◆ **Text to read**
######
I have an excel-workbook with two worksheets which I want to import using pandas
. I would like to use the skiprows
argument, with 5 rows for the first sheet and 10 rows for the second sheet. pd.read_excel()
returns a dictionary in case the excel file has several worksheets. Can I pass the skiprows
argument as a list or similar to make it apply varying values for the individual sheets? I've tried this:
ret = pd.read_excel(file, skiprows=[5, 10], sheet_name=None)
It looks like the skiprows
-argument is simply ignored in this case.
Can I make it work somehow?
If yes, this can hopefully be generalized to other arguments too.
CodePudding user response:
It's complicated to generalize to all arguments. You have to iterate on each sheets.
A possible solution:
sheets = {
'Sheet1': {'skiprows': 5}, # add other parameters
'Sheet2': {'skiprows': 10}, # according the documentation
}
def read_excel_sheets(filename, sheets):
dfs = {}
with pd.ExcelFile(filename) as xlsx:
for sheet_name, params in sheets.items():
dfs[sheet_name] = xlsx.parse(sheet_name=sheet_name, **params)
return dfs
# The output is the same as pd.read_excel(filename, sheets=None)
dfs = read_excel_sheets('data.xlsx', sheets)
######
(Stored items)
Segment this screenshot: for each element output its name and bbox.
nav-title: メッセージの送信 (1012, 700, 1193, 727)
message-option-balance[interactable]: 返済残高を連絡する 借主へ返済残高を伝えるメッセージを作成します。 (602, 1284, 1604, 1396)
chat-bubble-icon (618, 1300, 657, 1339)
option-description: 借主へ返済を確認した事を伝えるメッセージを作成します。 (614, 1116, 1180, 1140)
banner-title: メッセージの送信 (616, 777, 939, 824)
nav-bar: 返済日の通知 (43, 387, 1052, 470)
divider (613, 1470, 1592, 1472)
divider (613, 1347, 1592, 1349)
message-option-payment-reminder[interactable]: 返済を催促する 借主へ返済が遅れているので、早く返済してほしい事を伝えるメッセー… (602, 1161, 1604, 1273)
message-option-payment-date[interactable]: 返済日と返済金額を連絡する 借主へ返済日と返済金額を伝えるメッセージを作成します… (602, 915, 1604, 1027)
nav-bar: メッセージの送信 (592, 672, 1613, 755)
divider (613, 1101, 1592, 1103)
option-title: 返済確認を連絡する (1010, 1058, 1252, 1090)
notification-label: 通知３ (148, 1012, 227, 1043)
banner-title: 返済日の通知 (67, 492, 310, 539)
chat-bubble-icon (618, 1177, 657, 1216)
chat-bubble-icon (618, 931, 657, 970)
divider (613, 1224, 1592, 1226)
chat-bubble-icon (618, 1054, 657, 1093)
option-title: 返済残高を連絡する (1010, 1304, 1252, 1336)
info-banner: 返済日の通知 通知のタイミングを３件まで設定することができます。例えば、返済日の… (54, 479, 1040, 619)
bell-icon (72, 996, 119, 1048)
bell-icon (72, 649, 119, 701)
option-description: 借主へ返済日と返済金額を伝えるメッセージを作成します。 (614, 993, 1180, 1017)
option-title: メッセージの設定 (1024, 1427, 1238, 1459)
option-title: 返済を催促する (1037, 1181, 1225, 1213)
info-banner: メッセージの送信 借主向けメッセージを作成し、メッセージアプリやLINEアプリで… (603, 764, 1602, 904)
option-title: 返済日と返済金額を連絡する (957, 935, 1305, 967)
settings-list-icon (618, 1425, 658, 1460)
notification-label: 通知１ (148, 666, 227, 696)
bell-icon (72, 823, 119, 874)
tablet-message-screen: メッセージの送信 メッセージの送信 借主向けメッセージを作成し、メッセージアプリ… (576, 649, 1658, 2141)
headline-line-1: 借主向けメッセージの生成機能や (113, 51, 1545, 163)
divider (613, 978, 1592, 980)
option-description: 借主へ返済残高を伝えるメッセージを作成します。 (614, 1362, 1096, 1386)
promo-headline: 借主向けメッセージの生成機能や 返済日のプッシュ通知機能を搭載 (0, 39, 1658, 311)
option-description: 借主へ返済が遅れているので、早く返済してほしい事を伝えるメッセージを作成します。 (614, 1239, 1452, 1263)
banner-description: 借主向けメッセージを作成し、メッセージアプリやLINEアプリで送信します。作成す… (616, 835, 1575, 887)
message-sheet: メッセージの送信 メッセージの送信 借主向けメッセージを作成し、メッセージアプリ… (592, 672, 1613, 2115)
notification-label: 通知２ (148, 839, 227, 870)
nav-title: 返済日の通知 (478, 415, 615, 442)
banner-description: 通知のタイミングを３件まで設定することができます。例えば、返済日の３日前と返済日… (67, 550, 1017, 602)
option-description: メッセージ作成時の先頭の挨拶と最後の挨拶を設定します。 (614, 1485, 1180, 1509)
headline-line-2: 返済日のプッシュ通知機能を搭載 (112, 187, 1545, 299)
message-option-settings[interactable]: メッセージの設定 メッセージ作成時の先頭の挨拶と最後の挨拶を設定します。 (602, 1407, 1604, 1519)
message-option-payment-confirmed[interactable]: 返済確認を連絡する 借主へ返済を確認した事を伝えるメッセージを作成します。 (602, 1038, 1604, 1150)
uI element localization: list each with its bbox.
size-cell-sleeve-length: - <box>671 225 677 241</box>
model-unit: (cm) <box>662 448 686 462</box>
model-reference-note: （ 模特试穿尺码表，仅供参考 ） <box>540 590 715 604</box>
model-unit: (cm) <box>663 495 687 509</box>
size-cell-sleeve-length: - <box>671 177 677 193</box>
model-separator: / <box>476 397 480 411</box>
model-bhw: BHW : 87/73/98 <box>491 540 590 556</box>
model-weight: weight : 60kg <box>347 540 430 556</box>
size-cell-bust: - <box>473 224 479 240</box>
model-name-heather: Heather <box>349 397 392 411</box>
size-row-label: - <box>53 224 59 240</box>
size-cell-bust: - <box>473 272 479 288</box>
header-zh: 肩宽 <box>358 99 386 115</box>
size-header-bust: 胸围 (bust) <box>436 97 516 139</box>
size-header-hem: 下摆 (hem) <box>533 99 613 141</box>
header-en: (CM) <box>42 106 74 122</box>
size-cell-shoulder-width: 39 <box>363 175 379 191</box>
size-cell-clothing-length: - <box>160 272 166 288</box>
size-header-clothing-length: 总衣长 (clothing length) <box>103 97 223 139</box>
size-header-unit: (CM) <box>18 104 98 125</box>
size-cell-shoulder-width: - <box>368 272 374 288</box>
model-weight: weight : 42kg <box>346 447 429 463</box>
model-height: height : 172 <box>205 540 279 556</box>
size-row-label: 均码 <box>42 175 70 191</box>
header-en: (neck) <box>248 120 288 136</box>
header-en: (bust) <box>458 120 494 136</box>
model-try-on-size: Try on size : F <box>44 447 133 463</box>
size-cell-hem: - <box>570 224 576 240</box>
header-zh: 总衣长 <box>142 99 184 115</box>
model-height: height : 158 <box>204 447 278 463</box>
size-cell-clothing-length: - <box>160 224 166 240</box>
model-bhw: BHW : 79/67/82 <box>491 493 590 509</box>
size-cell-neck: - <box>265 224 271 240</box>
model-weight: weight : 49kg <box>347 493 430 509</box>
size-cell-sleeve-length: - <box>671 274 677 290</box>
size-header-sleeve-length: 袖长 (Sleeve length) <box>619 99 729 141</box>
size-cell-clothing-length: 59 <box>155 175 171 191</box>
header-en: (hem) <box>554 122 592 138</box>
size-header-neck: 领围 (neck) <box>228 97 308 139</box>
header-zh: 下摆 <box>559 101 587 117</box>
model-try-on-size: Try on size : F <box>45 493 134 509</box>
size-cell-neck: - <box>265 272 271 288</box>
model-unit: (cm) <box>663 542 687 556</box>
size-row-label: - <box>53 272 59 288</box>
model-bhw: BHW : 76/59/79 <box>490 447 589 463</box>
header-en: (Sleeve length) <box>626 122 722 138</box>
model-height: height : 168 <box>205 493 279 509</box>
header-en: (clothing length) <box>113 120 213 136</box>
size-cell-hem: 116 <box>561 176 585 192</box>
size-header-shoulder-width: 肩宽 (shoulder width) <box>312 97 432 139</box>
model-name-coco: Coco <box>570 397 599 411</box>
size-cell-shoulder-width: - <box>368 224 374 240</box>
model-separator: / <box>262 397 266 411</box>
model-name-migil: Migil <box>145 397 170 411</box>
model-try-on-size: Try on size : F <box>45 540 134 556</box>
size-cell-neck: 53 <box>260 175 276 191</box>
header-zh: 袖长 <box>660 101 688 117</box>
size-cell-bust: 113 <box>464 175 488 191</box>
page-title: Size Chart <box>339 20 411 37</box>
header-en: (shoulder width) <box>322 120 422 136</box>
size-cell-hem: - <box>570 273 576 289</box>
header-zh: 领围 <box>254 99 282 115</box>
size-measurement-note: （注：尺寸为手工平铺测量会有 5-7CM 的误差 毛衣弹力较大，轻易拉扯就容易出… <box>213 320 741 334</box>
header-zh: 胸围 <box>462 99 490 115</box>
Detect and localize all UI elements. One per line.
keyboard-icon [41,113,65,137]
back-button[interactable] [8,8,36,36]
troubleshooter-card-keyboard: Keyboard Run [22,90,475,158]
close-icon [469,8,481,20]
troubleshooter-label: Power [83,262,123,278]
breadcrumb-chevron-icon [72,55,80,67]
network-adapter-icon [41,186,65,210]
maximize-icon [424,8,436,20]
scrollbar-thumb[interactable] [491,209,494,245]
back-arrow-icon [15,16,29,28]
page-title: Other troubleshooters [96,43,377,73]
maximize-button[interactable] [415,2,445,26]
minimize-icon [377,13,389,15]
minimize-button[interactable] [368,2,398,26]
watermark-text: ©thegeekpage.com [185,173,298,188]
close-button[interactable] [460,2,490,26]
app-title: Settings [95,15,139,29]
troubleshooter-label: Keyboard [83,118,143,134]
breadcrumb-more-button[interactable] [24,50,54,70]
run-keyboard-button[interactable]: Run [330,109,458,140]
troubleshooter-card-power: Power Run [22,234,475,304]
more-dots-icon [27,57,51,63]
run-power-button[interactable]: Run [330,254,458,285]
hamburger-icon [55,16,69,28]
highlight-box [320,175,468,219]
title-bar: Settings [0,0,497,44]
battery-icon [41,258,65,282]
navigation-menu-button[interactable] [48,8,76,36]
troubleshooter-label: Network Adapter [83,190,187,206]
######
◆ **Exercise instructions**
In the forum thread about reading Excel sheets with pandas, copy everything from "It looks like" down to "other arguments too.".

◆ **Task result**
It looks like the skiprows
-argument is simply ignored in this case.
Can I make it work somehow?
If yes, this can hopefully be generalized to other arguments too.